● **Collected data**:
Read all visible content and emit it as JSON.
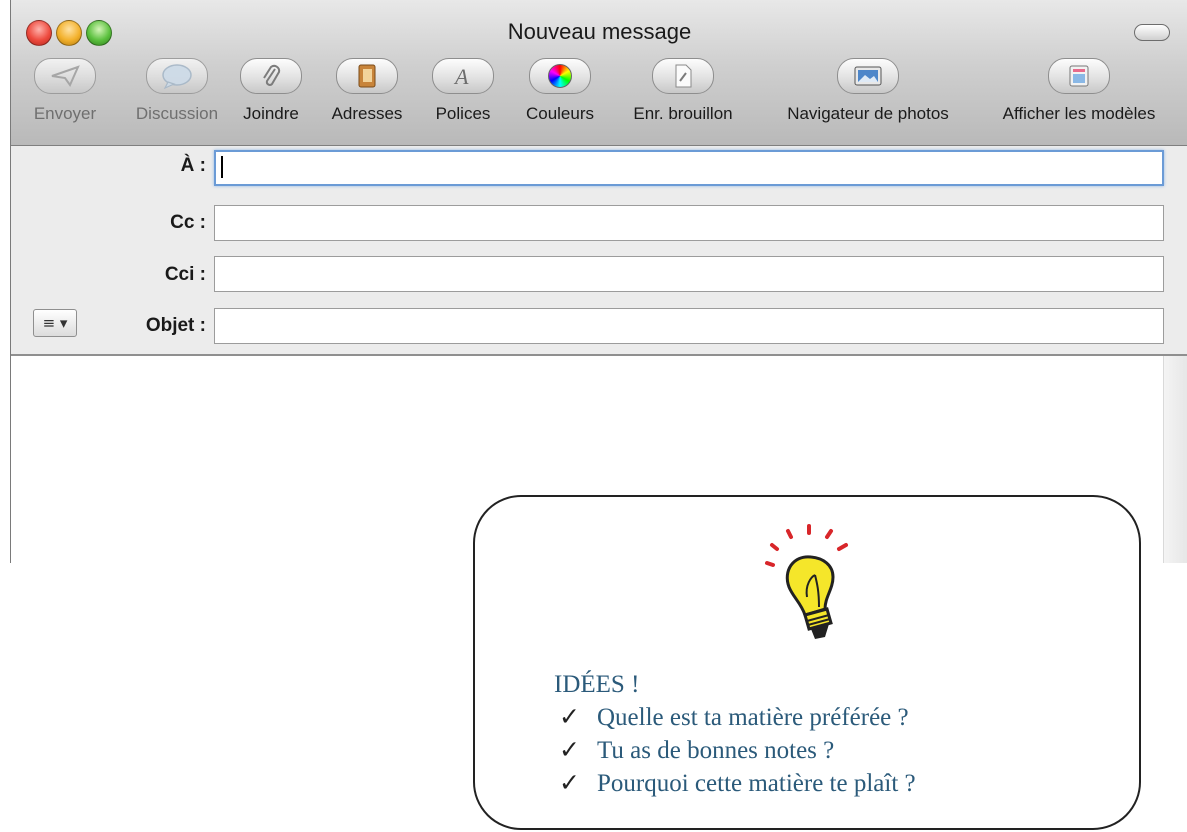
{
  "window": {
    "title": "Nouveau message"
  },
  "toolbar": {
    "items": [
      {
        "label": "Envoyer",
        "icon": "send-icon",
        "enabled": false
      },
      {
        "label": "Discussion",
        "icon": "chat-bubble-icon",
        "enabled": false
      },
      {
        "label": "Joindre",
        "icon": "paperclip-icon",
        "enabled": true
      },
      {
        "label": "Adresses",
        "icon": "address-book-icon",
        "enabled": true
      },
      {
        "label": "Polices",
        "icon": "font-icon",
        "enabled": true
      },
      {
        "label": "Couleurs",
        "icon": "color-wheel-icon",
        "enabled": true
      },
      {
        "label": "Enr. brouillon",
        "icon": "save-draft-icon",
        "enabled": true
      },
      {
        "label": "Navigateur de photos",
        "icon": "photo-browser-icon",
        "enabled": true
      },
      {
        "label": "Afficher les modèles",
        "icon": "stationery-icon",
        "enabled": true
      }
    ]
  },
  "fields": {
    "to": {
      "label": "À :",
      "value": ""
    },
    "cc": {
      "label": "Cc :",
      "value": ""
    },
    "bcc": {
      "label": "Cci :",
      "value": ""
    },
    "subject": {
      "label": "Objet :",
      "value": ""
    },
    "format_button": "≡ ▾"
  },
  "ideas": {
    "title": "IDÉES !",
    "items": [
      "Quelle est ta matière préférée ?",
      "Tu as de bonnes notes ?",
      "Pourquoi cette matière te plaît ?"
    ],
    "check_mark": "✓"
  },
  "colors": {
    "accent": "#6b9bd6",
    "ideas_text": "#2b5a7a",
    "bulb": "#f5e62a"
  }
}
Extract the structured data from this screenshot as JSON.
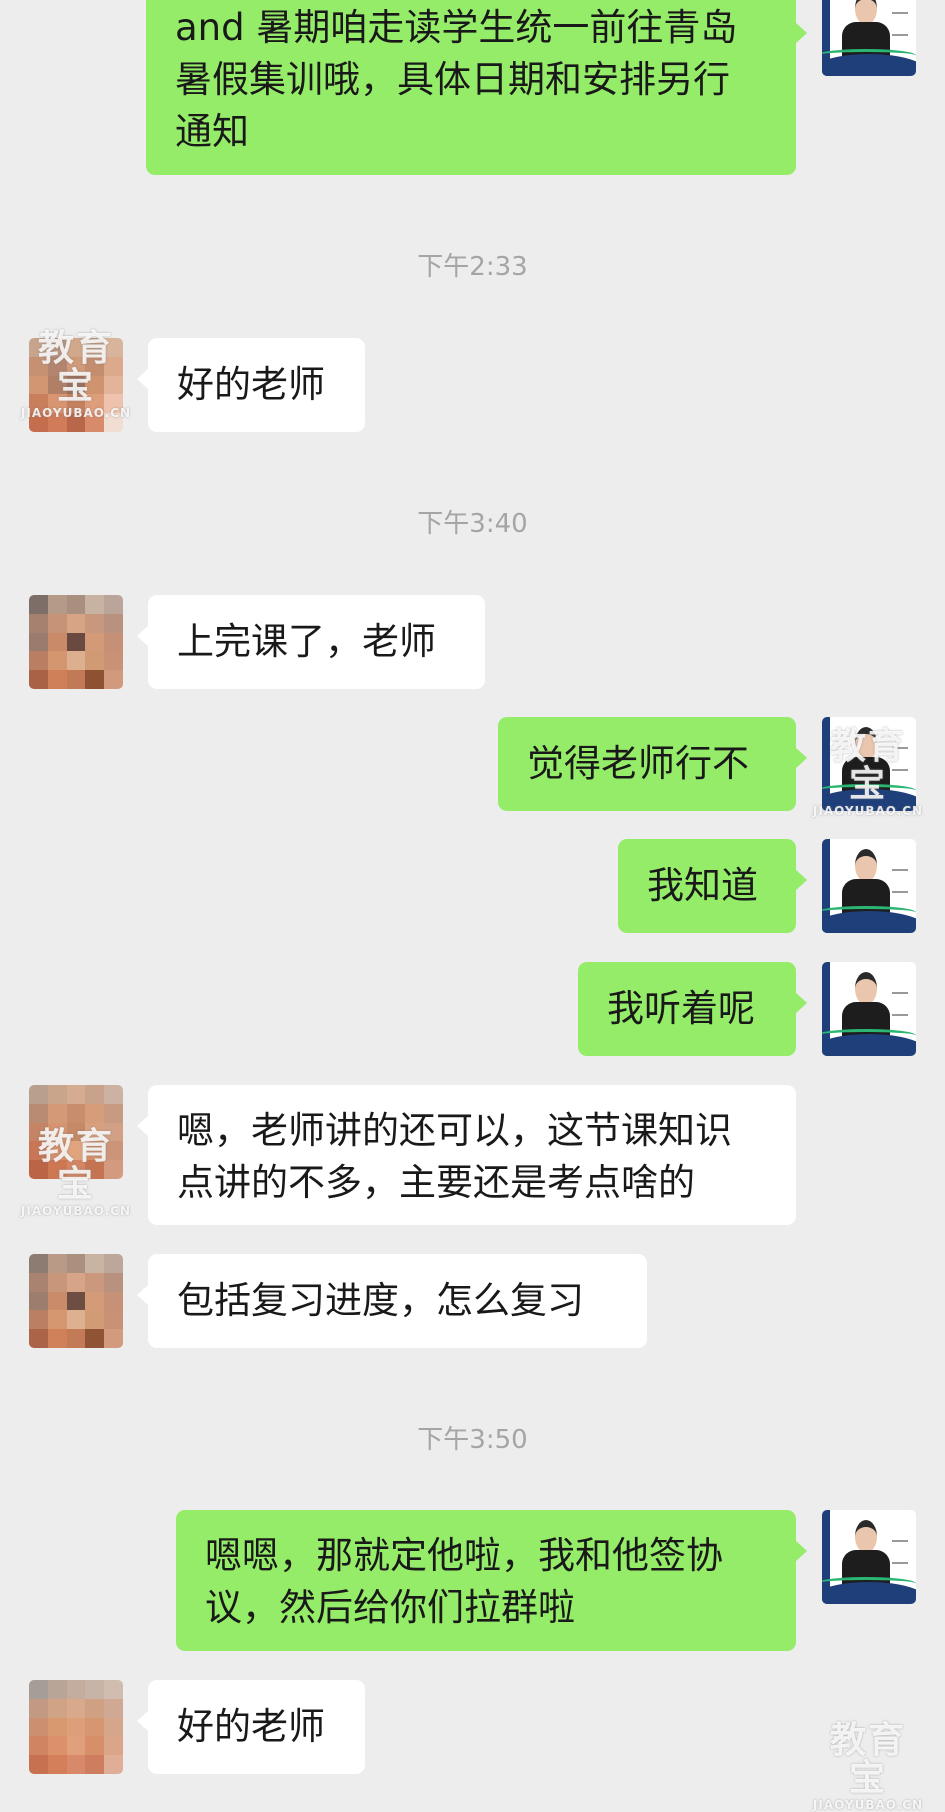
{
  "messages": [
    {
      "id": "m1",
      "side": "out",
      "lines": [
        "and 暑期咱走读学生统一前往青岛",
        "暑假集训哦，具体日期和安排另行",
        "通知"
      ]
    },
    {
      "time": "下午2:33"
    },
    {
      "id": "m2",
      "side": "in",
      "lines": [
        "好的老师"
      ]
    },
    {
      "time": "下午3:40"
    },
    {
      "id": "m3",
      "side": "in",
      "lines": [
        "上完课了，老师"
      ]
    },
    {
      "id": "m4",
      "side": "out",
      "lines": [
        "觉得老师行不"
      ]
    },
    {
      "id": "m5",
      "side": "out",
      "lines": [
        "我知道"
      ]
    },
    {
      "id": "m6",
      "side": "out",
      "lines": [
        "我听着呢"
      ]
    },
    {
      "id": "m7",
      "side": "in",
      "lines": [
        "嗯，老师讲的还可以，这节课知识",
        "点讲的不多，主要还是考点啥的"
      ]
    },
    {
      "id": "m8",
      "side": "in",
      "lines": [
        "包括复习进度，怎么复习"
      ]
    },
    {
      "time": "下午3:50"
    },
    {
      "id": "m9",
      "side": "out",
      "lines": [
        "嗯嗯，那就定他啦，我和他签协",
        "议，然后给你们拉群啦"
      ]
    },
    {
      "id": "m10",
      "side": "in",
      "lines": [
        "好的老师"
      ]
    }
  ],
  "timestamps": {
    "t1": "下午2:33",
    "t2": "下午3:40",
    "t3": "下午3:50"
  },
  "bubbles": {
    "m1": {
      "l1": "and 暑期咱走读学生统一前往青岛",
      "l2": "暑假集训哦，具体日期和安排另行",
      "l3": "通知"
    },
    "m2": {
      "l1": "好的老师"
    },
    "m3": {
      "l1": "上完课了，老师"
    },
    "m4": {
      "l1": "觉得老师行不"
    },
    "m5": {
      "l1": "我知道"
    },
    "m6": {
      "l1": "我听着呢"
    },
    "m7": {
      "l1": "嗯，老师讲的还可以，这节课知识",
      "l2": "点讲的不多，主要还是考点啥的"
    },
    "m8": {
      "l1": "包括复习进度，怎么复习"
    },
    "m9": {
      "l1": "嗯嗯，那就定他啦，我和他签协",
      "l2": "议，然后给你们拉群啦"
    },
    "m10": {
      "l1": "好的老师"
    }
  },
  "watermark": {
    "main": "教育宝",
    "sub": "JIAOYUBAO.CN"
  },
  "colors": {
    "background": "#ededed",
    "outgoing_bubble": "#95ec69",
    "incoming_bubble": "#ffffff",
    "timestamp_text": "#a5a5a5"
  }
}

● **Problem requirements**: Of the lines above, how many hold the word "icon"? Say the number alone.

● **Final answer**: 9